-- begin Record extracts --

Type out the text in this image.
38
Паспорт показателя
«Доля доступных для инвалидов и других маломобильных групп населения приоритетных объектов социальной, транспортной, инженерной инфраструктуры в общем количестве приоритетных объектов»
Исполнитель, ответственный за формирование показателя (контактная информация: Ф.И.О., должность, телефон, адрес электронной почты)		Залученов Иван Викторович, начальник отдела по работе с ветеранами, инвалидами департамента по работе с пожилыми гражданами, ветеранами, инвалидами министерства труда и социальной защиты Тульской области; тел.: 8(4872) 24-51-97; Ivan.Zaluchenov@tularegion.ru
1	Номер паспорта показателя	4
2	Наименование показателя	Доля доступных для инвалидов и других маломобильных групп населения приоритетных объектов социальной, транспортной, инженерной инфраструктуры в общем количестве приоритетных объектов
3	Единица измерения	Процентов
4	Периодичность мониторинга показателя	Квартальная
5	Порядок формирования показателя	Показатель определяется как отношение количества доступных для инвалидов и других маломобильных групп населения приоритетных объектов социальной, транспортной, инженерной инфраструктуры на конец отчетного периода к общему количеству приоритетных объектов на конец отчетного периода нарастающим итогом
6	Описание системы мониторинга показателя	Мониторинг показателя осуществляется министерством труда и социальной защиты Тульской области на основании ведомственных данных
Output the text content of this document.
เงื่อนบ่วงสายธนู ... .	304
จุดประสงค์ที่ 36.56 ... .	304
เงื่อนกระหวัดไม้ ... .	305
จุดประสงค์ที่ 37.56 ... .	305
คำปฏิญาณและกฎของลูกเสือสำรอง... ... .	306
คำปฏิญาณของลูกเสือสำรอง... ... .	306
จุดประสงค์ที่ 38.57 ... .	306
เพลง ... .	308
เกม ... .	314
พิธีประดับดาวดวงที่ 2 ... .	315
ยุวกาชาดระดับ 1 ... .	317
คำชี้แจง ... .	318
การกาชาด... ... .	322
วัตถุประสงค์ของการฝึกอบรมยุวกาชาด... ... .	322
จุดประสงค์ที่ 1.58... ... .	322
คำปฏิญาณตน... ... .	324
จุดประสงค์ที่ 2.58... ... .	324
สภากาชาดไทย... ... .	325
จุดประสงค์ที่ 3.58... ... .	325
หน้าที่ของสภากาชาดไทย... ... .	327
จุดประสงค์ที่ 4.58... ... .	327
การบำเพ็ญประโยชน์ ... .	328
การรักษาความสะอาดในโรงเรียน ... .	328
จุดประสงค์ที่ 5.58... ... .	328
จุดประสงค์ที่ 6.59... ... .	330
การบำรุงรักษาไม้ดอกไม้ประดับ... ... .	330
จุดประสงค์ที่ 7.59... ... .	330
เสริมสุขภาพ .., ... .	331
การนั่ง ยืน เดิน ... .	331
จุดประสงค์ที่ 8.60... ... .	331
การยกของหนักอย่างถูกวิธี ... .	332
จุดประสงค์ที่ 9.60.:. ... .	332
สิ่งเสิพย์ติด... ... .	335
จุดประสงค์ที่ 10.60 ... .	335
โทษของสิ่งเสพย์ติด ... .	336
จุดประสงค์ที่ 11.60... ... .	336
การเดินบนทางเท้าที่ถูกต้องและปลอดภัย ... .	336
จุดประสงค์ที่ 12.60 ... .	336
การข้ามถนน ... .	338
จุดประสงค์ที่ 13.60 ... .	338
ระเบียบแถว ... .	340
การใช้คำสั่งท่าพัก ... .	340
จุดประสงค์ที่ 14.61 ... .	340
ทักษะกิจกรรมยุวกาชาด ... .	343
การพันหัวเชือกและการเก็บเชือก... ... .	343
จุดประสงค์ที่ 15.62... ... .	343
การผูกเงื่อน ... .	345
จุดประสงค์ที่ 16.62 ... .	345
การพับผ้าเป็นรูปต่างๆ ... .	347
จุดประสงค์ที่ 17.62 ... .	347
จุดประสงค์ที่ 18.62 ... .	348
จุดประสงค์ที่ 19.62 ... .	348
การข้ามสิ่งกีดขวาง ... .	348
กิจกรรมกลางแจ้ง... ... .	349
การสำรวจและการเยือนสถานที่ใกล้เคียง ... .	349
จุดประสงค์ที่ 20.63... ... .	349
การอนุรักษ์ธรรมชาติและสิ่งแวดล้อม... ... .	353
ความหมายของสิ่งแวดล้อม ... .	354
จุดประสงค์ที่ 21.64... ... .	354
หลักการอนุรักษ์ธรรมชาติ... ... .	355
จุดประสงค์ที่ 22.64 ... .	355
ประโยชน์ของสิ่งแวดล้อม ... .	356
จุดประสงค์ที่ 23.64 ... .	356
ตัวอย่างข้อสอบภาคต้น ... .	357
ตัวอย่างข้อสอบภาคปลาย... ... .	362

-- end Record extracts --

**Given request**. Return the listing above in its exact form.

**Full output**.
Type out the text in this image.
38
Паспорт показателя
«Доля доступных для инвалидов и других маломобильных групп населения приоритетных объектов социальной, транспортной, инженерной инфраструктуры в общем количестве приоритетных объектов»
Исполнитель, ответственный за формирование показателя (контактная информация: Ф.И.О., должность, телефон, адрес электронной почты)		Залученов Иван Викторович, начальник отдела по работе с ветеранами, инвалидами департамента по работе с пожилыми гражданами, ветеранами, инвалидами министерства труда и социальной защиты Тульской области; тел.: 8(4872) 24-51-97; Ivan.Zaluchenov@tularegion.ru
1	Номер паспорта показателя	4
2	Наименование показателя	Доля доступных для инвалидов и других маломобильных групп населения приоритетных объектов социальной, транспортной, инженерной инфраструктуры в общем количестве приоритетных объектов
3	Единица измерения	Процентов
4	Периодичность мониторинга показателя	Квартальная
5	Порядок формирования показателя	Показатель определяется как отношение количества доступных для инвалидов и других маломобильных групп населения приоритетных объектов социальной, транспортной, инженерной инфраструктуры на конец отчетного периода к общему количеству приоритетных объектов на конец отчетного периода нарастающим итогом
6	Описание системы мониторинга показателя	Мониторинг показателя осуществляется министерством труда и социальной защиты Тульской области на основании ведомственных данных
Output the text content of this document.
เงื่อนบ่วงสายธนู ... .	304
จุดประสงค์ที่ 36.56 ... .	304
เงื่อนกระหวัดไม้ ... .	305
จุดประสงค์ที่ 37.56 ... .	305
คำปฏิญาณและกฎของลูกเสือสำรอง... ... .	306
คำปฏิญาณของลูกเสือสำรอง... ... .	306
จุดประสงค์ที่ 38.57 ... .	306
เพลง ... .	308
เกม ... .	314
พิธีประดับดาวดวงที่ 2 ... .	315
ยุวกาชาดระดับ 1 ... .	317
คำชี้แจง ... .	318
การกาชาด... ... .	322
วัตถุประสงค์ของการฝึกอบรมยุวกาชาด... ... .	322
จุดประสงค์ที่ 1.58... ... .	322
คำปฏิญาณตน... ... .	324
จุดประสงค์ที่ 2.58... ... .	324
สภากาชาดไทย... ... .	325
จุดประสงค์ที่ 3.58... ... .	325
หน้าที่ของสภากาชาดไทย... ... .	327
จุดประสงค์ที่ 4.58... ... .	327
การบำเพ็ญประโยชน์ ... .	328
การรักษาความสะอาดในโรงเรียน ... .	328
จุดประสงค์ที่ 5.58... ... .	328
จุดประสงค์ที่ 6.59... ... .	330
การบำรุงรักษาไม้ดอกไม้ประดับ... ... .	330
จุดประสงค์ที่ 7.59... ... .	330
เสริมสุขภาพ .., ... .	331
การนั่ง ยืน เดิน ... .	331
จุดประสงค์ที่ 8.60... ... .	331
การยกของหนักอย่างถูกวิธี ... .	332
จุดประสงค์ที่ 9.60.:. ... .	332
สิ่งเสิพย์ติด... ... .	335
จุดประสงค์ที่ 10.60 ... .	335
โทษของสิ่งเสพย์ติด ... .	336
จุดประสงค์ที่ 11.60... ... .	336
การเดินบนทางเท้าที่ถูกต้องและปลอดภัย ... .	336
จุดประสงค์ที่ 12.60 ... .	336
การข้ามถนน ... .	338
จุดประสงค์ที่ 13.60 ... .	338
ระเบียบแถว ... .	340
การใช้คำสั่งท่าพัก ... .	340
จุดประสงค์ที่ 14.61 ... .	340
ทักษะกิจกรรมยุวกาชาด ... .	343
การพันหัวเชือกและการเก็บเชือก... ... .	343
จุดประสงค์ที่ 15.62... ... .	343
การผูกเงื่อน ... .	345
จุดประสงค์ที่ 16.62 ... .	345
การพับผ้าเป็นรูปต่างๆ ... .	347
จุดประสงค์ที่ 17.62 ... .	347
จุดประสงค์ที่ 18.62 ... .	348
จุดประสงค์ที่ 19.62 ... .	348
การข้ามสิ่งกีดขวาง ... .	348
กิจกรรมกลางแจ้ง... ... .	349
การสำรวจและการเยือนสถานที่ใกล้เคียง ... .	349
จุดประสงค์ที่ 20.63... ... .	349
การอนุรักษ์ธรรมชาติและสิ่งแวดล้อม... ... .	353
ความหมายของสิ่งแวดล้อม ... .	354
จุดประสงค์ที่ 21.64... ... .	354
หลักการอนุรักษ์ธรรมชาติ... ... .	355
จุดประสงค์ที่ 22.64 ... .	355
ประโยชน์ของสิ่งแวดล้อม ... .	356
จุดประสงค์ที่ 23.64 ... .	356
ตัวอย่างข้อสอบภาคต้น ... .	357
ตัวอย่างข้อสอบภาคปลาย... ... .	362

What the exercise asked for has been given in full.